▶ _Source material_:
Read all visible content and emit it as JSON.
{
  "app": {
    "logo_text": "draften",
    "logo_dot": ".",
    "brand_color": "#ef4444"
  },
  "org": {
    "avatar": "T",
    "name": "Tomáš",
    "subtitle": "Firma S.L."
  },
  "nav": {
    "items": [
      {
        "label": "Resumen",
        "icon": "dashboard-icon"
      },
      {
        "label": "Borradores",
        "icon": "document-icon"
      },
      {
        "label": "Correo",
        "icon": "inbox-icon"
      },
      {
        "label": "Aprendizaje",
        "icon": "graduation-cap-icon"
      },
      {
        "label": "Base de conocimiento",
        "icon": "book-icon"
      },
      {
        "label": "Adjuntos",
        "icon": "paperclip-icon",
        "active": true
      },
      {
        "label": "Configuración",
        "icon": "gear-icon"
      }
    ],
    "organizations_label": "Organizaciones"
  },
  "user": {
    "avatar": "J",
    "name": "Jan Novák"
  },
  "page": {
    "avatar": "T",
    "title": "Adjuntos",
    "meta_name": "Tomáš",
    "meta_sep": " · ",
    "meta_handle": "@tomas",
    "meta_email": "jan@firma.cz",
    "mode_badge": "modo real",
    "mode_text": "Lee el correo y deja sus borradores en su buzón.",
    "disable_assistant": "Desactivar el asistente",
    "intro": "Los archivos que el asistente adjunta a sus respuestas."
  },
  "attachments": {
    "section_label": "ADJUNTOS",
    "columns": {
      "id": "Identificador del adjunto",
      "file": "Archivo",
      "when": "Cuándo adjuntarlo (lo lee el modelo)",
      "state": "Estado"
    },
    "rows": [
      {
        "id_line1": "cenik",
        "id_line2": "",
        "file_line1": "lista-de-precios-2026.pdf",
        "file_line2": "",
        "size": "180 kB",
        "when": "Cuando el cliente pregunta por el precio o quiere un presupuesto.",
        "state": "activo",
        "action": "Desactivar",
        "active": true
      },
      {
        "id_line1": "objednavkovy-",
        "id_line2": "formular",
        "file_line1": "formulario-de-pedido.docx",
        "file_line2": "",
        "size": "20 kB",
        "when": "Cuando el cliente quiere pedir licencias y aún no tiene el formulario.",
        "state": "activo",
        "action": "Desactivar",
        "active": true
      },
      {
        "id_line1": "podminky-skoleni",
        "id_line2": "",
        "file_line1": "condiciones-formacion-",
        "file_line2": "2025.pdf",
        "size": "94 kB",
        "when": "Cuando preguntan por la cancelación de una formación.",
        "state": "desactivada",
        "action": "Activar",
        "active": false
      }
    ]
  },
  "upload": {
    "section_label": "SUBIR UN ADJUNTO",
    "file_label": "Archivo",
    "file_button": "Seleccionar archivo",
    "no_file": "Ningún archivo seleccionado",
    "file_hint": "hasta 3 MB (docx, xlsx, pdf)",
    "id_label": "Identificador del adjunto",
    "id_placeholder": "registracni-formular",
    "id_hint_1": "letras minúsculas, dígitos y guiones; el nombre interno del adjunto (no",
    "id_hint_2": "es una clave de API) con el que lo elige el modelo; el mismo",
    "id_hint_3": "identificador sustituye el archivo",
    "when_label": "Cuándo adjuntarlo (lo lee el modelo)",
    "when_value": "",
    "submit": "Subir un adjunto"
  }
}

▶ _Task details_:
Return all the data above once more, precisely as given.

▶ _Final result_:
Read all visible content and emit it as JSON.
{
  "app": {
    "logo_text": "draften",
    "logo_dot": ".",
    "brand_color": "#ef4444"
  },
  "org": {
    "avatar": "T",
    "name": "Tomáš",
    "subtitle": "Firma S.L."
  },
  "nav": {
    "items": [
      {
        "label": "Resumen",
        "icon": "dashboard-icon"
      },
      {
        "label": "Borradores",
        "icon": "document-icon"
      },
      {
        "label": "Correo",
        "icon": "inbox-icon"
      },
      {
        "label": "Aprendizaje",
        "icon": "graduation-cap-icon"
      },
      {
        "label": "Base de conocimiento",
        "icon": "book-icon"
      },
      {
        "label": "Adjuntos",
        "icon": "paperclip-icon",
        "active": true
      },
      {
        "label": "Configuración",
        "icon": "gear-icon"
      }
    ],
    "organizations_label": "Organizaciones"
  },
  "user": {
    "avatar": "J",
    "name": "Jan Novák"
  },
  "page": {
    "avatar": "T",
    "title": "Adjuntos",
    "meta_name": "Tomáš",
    "meta_sep": " · ",
    "meta_handle": "@tomas",
    "meta_email": "jan@firma.cz",
    "mode_badge": "modo real",
    "mode_text": "Lee el correo y deja sus borradores en su buzón.",
    "disable_assistant": "Desactivar el asistente",
    "intro": "Los archivos que el asistente adjunta a sus respuestas."
  },
  "attachments": {
    "section_label": "ADJUNTOS",
    "columns": {
      "id": "Identificador del adjunto",
      "file": "Archivo",
      "when": "Cuándo adjuntarlo (lo lee el modelo)",
      "state": "Estado"
    },
    "rows": [
      {
        "id_line1": "cenik",
        "id_line2": "",
        "file_line1": "lista-de-precios-2026.pdf",
        "file_line2": "",
        "size": "180 kB",
        "when": "Cuando el cliente pregunta por el precio o quiere un presupuesto.",
        "state": "activo",
        "action": "Desactivar",
        "active": true
      },
      {
        "id_line1": "objednavkovy-",
        "id_line2": "formular",
        "file_line1": "formulario-de-pedido.docx",
        "file_line2": "",
        "size": "20 kB",
        "when": "Cuando el cliente quiere pedir licencias y aún no tiene el formulario.",
        "state": "activo",
        "action": "Desactivar",
        "active": true
      },
      {
        "id_line1": "podminky-skoleni",
        "id_line2": "",
        "file_line1": "condiciones-formacion-",
        "file_line2": "2025.pdf",
        "size": "94 kB",
        "when": "Cuando preguntan por la cancelación de una formación.",
        "state": "desactivada",
        "action": "Activar",
        "active": false
      }
    ]
  },
  "upload": {
    "section_label": "SUBIR UN ADJUNTO",
    "file_label": "Archivo",
    "file_button": "Seleccionar archivo",
    "no_file": "Ningún archivo seleccionado",
    "file_hint": "hasta 3 MB (docx, xlsx, pdf)",
    "id_label": "Identificador del adjunto",
    "id_placeholder": "registracni-formular",
    "id_hint_1": "letras minúsculas, dígitos y guiones; el nombre interno del adjunto (no",
    "id_hint_2": "es una clave de API) con el que lo elige el modelo; el mismo",
    "id_hint_3": "identificador sustituye el archivo",
    "when_label": "Cuándo adjuntarlo (lo lee el modelo)",
    "when_value": "",
    "submit": "Subir un adjunto"
  }
}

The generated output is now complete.